(Element location listings)
───

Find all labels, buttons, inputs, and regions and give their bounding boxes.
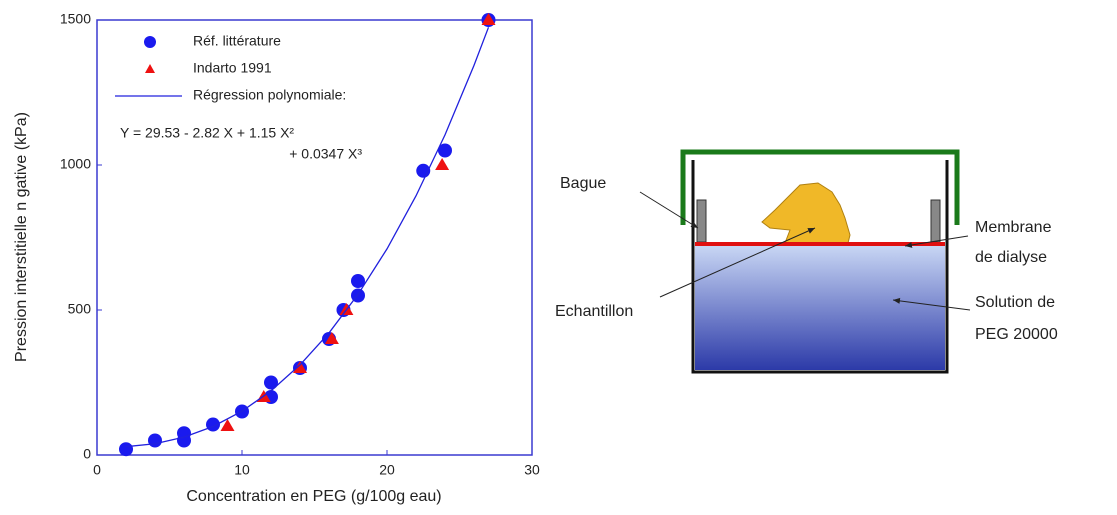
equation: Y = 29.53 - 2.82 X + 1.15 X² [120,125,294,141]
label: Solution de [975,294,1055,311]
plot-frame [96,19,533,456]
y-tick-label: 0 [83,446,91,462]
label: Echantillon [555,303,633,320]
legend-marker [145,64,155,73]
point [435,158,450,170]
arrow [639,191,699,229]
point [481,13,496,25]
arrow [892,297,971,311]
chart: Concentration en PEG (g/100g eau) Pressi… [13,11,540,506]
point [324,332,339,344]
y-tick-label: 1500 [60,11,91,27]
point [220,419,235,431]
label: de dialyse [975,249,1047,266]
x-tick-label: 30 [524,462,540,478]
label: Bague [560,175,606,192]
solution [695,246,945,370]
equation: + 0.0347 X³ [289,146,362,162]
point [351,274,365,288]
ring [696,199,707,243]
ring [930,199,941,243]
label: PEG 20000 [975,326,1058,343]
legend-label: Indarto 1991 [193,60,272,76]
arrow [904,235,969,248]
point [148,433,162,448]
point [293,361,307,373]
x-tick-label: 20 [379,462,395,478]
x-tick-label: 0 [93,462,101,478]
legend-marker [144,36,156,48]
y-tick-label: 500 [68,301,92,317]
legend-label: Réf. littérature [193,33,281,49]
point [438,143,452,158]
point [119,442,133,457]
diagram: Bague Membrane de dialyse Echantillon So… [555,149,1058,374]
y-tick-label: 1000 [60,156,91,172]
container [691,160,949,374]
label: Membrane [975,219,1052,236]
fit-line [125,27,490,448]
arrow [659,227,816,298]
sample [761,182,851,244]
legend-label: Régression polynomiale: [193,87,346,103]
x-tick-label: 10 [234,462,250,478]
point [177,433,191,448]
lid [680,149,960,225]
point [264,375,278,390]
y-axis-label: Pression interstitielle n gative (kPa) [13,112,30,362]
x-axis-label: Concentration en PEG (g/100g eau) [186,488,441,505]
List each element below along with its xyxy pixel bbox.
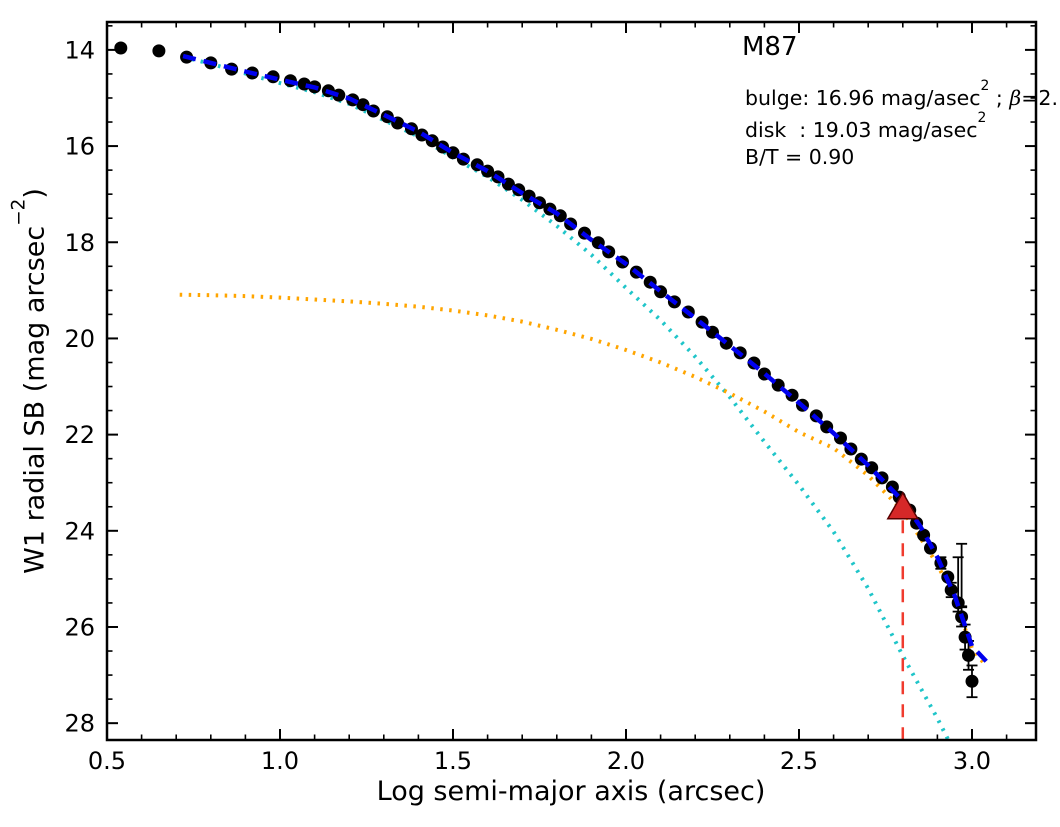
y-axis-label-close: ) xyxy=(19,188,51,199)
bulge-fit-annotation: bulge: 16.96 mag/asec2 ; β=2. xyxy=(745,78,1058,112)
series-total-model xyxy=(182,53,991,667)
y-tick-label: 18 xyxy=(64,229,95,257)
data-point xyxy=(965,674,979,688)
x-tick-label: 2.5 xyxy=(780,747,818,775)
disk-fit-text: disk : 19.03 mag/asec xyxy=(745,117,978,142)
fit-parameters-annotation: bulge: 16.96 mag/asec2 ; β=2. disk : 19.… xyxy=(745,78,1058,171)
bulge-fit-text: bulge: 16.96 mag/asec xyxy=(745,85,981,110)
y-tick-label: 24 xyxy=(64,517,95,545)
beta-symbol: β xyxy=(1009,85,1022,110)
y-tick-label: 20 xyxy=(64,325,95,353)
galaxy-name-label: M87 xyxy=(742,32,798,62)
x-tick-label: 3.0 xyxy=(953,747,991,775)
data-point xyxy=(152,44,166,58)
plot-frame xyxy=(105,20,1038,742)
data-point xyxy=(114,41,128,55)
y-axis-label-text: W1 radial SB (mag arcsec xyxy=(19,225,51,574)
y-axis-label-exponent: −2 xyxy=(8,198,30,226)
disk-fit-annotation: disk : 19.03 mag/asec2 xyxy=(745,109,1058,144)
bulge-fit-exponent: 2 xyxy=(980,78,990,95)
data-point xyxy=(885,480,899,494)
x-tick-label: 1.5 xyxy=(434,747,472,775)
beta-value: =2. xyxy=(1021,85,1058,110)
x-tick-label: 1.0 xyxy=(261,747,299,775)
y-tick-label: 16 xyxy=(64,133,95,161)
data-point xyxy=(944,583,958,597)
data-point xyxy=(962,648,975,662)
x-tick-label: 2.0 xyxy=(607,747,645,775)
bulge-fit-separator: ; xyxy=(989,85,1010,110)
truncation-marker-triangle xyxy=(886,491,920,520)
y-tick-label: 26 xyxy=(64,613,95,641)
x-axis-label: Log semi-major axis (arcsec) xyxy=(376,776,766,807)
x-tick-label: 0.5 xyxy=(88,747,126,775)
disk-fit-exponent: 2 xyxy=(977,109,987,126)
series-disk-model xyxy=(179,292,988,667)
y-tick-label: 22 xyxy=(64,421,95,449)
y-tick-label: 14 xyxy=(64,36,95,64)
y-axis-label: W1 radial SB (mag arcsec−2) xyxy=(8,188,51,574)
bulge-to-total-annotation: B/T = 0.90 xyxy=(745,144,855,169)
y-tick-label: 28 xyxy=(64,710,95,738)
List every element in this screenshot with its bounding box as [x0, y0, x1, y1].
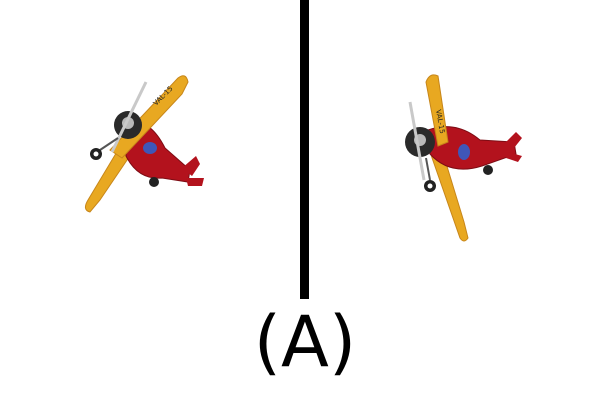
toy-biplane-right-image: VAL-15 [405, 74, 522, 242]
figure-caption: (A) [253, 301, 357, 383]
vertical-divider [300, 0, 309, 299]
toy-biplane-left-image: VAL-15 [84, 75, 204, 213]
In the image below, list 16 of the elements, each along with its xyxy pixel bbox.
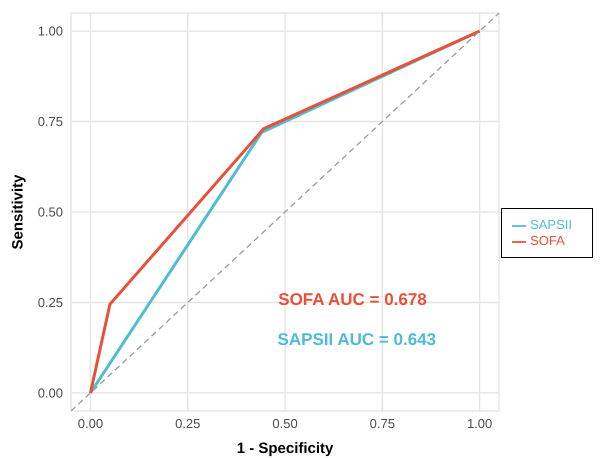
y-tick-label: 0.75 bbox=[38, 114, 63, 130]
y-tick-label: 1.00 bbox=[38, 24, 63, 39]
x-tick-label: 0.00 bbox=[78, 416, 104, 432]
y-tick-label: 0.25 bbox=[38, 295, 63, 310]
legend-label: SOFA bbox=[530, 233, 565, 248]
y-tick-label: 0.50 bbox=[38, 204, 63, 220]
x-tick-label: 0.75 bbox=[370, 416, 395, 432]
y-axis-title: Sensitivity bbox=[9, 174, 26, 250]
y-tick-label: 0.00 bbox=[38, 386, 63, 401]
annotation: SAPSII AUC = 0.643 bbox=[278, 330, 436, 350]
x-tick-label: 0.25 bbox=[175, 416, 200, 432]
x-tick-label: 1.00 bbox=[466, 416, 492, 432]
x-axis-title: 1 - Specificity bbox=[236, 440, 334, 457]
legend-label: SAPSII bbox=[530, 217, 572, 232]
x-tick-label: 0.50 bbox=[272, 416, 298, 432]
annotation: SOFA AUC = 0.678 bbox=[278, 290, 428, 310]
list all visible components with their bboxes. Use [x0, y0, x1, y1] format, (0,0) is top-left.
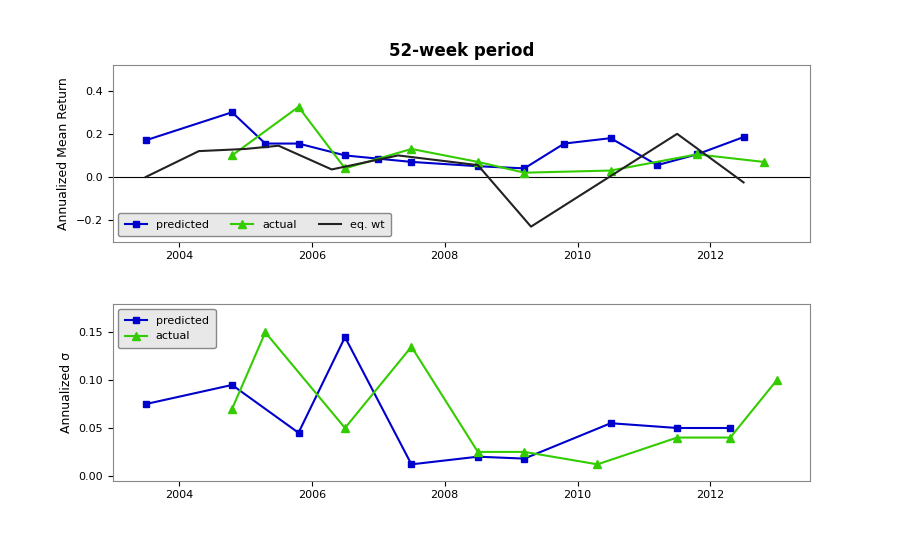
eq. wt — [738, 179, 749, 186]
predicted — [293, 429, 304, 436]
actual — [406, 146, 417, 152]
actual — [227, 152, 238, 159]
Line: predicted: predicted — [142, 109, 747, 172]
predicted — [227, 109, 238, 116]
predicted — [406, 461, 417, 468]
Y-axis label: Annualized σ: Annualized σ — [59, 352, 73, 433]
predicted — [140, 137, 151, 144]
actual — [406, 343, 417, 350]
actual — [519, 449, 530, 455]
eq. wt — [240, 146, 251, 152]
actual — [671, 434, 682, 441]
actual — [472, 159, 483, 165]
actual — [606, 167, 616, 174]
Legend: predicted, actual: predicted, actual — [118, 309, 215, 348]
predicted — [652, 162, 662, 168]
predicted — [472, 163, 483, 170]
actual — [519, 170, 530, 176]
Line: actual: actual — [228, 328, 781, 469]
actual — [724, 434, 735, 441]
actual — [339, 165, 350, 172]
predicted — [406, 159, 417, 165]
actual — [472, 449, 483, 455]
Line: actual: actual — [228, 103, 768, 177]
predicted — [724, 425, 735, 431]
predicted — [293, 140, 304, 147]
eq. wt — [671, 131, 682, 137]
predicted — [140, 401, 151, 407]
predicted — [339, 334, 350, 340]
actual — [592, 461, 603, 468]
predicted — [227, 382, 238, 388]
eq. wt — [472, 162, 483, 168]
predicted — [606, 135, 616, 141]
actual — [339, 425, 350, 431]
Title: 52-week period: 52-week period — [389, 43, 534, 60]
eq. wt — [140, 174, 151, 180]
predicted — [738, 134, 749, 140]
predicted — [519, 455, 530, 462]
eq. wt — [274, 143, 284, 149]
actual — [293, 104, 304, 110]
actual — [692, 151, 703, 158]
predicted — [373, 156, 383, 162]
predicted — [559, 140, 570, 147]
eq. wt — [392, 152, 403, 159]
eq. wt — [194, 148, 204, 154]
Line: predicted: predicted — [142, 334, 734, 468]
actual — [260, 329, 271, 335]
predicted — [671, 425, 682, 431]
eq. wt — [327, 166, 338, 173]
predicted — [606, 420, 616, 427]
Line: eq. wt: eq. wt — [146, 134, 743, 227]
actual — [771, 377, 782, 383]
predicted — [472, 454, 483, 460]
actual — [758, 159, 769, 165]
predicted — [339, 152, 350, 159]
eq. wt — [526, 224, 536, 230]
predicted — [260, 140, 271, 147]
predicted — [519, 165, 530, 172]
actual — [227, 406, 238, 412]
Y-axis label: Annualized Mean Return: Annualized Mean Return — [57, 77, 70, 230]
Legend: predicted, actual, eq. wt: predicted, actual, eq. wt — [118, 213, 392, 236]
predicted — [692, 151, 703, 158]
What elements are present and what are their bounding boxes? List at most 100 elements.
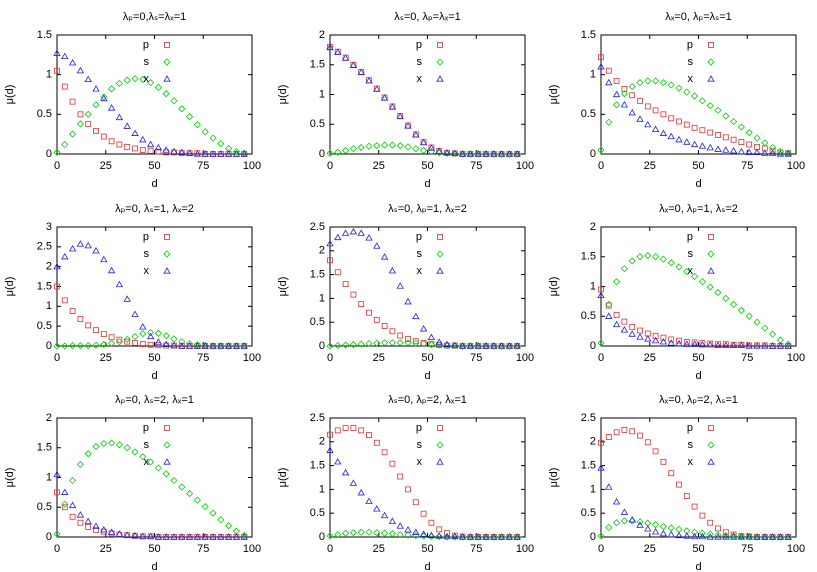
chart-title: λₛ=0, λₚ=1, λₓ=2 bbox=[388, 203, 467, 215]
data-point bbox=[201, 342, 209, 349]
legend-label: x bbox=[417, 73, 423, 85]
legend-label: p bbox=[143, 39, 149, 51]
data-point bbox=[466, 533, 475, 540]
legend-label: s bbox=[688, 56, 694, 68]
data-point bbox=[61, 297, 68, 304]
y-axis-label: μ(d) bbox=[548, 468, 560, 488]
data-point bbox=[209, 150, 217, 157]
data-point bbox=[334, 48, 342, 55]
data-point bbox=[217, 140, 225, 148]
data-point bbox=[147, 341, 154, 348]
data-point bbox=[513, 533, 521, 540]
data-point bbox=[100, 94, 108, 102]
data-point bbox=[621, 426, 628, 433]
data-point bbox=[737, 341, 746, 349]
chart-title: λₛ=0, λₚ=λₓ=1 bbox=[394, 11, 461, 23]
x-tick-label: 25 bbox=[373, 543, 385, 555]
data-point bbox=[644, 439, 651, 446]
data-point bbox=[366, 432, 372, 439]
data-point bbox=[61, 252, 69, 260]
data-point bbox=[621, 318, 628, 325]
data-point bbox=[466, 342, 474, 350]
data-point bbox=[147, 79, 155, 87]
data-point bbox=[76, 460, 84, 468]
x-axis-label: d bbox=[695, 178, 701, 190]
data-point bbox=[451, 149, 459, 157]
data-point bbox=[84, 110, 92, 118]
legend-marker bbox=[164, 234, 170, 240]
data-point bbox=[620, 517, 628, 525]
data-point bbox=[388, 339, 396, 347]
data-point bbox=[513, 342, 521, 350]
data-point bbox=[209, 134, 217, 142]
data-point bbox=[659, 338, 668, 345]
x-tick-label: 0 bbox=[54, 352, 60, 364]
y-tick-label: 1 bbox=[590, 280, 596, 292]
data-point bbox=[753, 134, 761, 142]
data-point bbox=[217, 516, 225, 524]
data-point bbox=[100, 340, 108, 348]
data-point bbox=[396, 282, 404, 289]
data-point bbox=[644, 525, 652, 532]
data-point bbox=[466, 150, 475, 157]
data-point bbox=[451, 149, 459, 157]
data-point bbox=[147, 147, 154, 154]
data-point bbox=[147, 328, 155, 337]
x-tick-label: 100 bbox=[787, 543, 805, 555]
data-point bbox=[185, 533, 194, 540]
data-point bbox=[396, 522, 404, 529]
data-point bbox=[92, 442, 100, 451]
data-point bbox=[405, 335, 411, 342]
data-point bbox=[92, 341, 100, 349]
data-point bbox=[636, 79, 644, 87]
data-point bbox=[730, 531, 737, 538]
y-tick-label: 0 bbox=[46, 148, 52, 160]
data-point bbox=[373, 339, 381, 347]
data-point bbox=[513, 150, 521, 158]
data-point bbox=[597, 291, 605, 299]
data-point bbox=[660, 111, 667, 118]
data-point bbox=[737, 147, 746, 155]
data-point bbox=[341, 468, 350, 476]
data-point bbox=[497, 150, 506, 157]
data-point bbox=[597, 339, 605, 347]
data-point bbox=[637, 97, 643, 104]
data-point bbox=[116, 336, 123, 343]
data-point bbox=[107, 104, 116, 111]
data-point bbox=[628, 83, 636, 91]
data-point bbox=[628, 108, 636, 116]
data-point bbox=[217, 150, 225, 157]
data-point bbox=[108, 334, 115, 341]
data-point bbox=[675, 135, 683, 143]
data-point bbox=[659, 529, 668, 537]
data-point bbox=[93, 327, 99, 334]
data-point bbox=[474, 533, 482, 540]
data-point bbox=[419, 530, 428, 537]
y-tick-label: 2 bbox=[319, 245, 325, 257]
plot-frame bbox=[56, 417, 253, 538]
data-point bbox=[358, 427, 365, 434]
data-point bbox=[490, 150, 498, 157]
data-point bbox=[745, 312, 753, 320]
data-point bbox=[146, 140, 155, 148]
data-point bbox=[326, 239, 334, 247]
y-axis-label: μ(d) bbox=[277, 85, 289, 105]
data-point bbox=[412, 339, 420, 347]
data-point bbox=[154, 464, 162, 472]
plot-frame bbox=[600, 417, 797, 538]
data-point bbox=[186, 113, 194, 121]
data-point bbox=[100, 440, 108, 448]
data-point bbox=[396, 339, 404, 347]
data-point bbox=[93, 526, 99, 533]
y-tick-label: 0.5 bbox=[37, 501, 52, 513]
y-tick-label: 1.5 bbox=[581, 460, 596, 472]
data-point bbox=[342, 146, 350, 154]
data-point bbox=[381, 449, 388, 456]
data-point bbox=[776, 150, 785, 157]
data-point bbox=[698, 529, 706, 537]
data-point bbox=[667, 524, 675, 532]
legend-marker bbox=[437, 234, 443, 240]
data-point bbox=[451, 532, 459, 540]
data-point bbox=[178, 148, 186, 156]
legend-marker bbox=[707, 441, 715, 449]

───

● Given instruction:
Could you copy everything in the entries above, from the line containing "toy-biplane-right-image: VAL-15 [405, 74, 522, 242]" down to the line containing "In the image", character for character, with both of those lines included?

● Solved problem:
toy-biplane-right-image: VAL-15 [405, 74, 522, 242]
figure-caption: (A) [253, 301, 357, 383]
vertical-divider [300, 0, 309, 299]
toy-biplane-left-image: VAL-15 [84, 75, 204, 213]
In the image below, list 16 of the elements, each along with its xyxy pixel bbox.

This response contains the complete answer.